(Dataset records)
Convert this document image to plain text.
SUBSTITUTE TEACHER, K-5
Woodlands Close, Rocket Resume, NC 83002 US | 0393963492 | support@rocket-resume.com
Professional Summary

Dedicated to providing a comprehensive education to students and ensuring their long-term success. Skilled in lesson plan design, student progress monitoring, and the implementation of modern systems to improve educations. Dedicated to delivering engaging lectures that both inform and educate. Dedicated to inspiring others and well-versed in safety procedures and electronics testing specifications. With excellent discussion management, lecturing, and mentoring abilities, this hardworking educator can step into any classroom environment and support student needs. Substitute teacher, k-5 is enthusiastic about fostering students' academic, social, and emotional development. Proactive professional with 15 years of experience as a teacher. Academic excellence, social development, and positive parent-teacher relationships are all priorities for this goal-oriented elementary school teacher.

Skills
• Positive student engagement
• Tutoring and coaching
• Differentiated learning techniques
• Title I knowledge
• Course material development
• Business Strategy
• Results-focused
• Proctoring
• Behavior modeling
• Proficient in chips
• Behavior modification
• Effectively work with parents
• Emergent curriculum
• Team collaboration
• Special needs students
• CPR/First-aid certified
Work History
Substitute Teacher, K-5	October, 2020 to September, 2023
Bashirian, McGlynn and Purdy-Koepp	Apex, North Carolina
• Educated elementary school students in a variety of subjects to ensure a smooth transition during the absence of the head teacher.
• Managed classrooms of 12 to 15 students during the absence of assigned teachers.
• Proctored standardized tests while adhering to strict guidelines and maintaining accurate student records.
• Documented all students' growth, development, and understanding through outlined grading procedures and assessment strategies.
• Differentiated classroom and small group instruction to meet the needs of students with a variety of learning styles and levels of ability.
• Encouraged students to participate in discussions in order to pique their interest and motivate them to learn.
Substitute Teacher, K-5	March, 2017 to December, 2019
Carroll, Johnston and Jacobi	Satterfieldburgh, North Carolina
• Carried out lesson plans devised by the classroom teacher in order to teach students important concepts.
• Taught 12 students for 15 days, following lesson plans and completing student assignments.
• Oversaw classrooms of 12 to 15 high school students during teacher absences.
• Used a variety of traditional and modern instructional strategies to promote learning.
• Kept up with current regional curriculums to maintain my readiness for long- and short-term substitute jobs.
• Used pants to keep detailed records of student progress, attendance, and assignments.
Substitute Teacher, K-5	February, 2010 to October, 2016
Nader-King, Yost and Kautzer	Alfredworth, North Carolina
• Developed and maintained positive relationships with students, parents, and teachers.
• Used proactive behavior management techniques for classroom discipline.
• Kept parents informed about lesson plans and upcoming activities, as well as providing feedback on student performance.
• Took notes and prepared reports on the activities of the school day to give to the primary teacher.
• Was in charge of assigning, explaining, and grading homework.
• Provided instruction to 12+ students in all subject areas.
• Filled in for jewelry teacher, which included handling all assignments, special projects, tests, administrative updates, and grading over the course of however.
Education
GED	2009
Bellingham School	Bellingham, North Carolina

YOUR INSTRUCTIONS:
Extract the full listing above without altering anything.

REPLY TO THE TASK:
Convert this document image to plain text.
SUBSTITUTE TEACHER, K-5
Woodlands Close, Rocket Resume, NC 83002 US | 0393963492 | support@rocket-resume.com
Professional Summary

Dedicated to providing a comprehensive education to students and ensuring their long-term success. Skilled in lesson plan design, student progress monitoring, and the implementation of modern systems to improve educations. Dedicated to delivering engaging lectures that both inform and educate. Dedicated to inspiring others and well-versed in safety procedures and electronics testing specifications. With excellent discussion management, lecturing, and mentoring abilities, this hardworking educator can step into any classroom environment and support student needs. Substitute teacher, k-5 is enthusiastic about fostering students' academic, social, and emotional development. Proactive professional with 15 years of experience as a teacher. Academic excellence, social development, and positive parent-teacher relationships are all priorities for this goal-oriented elementary school teacher.

Skills
• Positive student engagement
• Tutoring and coaching
• Differentiated learning techniques
• Title I knowledge
• Course material development
• Business Strategy
• Results-focused
• Proctoring
• Behavior modeling
• Proficient in chips
• Behavior modification
• Effectively work with parents
• Emergent curriculum
• Team collaboration
• Special needs students
• CPR/First-aid certified
Work History
Substitute Teacher, K-5	October, 2020 to September, 2023
Bashirian, McGlynn and Purdy-Koepp	Apex, North Carolina
• Educated elementary school students in a variety of subjects to ensure a smooth transition during the absence of the head teacher.
• Managed classrooms of 12 to 15 students during the absence of assigned teachers.
• Proctored standardized tests while adhering to strict guidelines and maintaining accurate student records.
• Documented all students' growth, development, and understanding through outlined grading procedures and assessment strategies.
• Differentiated classroom and small group instruction to meet the needs of students with a variety of learning styles and levels of ability.
• Encouraged students to participate in discussions in order to pique their interest and motivate them to learn.
Substitute Teacher, K-5	March, 2017 to December, 2019
Carroll, Johnston and Jacobi	Satterfieldburgh, North Carolina
• Carried out lesson plans devised by the classroom teacher in order to teach students important concepts.
• Taught 12 students for 15 days, following lesson plans and completing student assignments.
• Oversaw classrooms of 12 to 15 high school students during teacher absences.
• Used a variety of traditional and modern instructional strategies to promote learning.
• Kept up with current regional curriculums to maintain my readiness for long- and short-term substitute jobs.
• Used pants to keep detailed records of student progress, attendance, and assignments.
Substitute Teacher, K-5	February, 2010 to October, 2016
Nader-King, Yost and Kautzer	Alfredworth, North Carolina
• Developed and maintained positive relationships with students, parents, and teachers.
• Used proactive behavior management techniques for classroom discipline.
• Kept parents informed about lesson plans and upcoming activities, as well as providing feedback on student performance.
• Took notes and prepared reports on the activities of the school day to give to the primary teacher.
• Was in charge of assigning, explaining, and grading homework.
• Provided instruction to 12+ students in all subject areas.
• Filled in for jewelry teacher, which included handling all assignments, special projects, tests, administrative updates, and grading over the course of however.
Education
GED	2009
Bellingham School	Bellingham, North Carolina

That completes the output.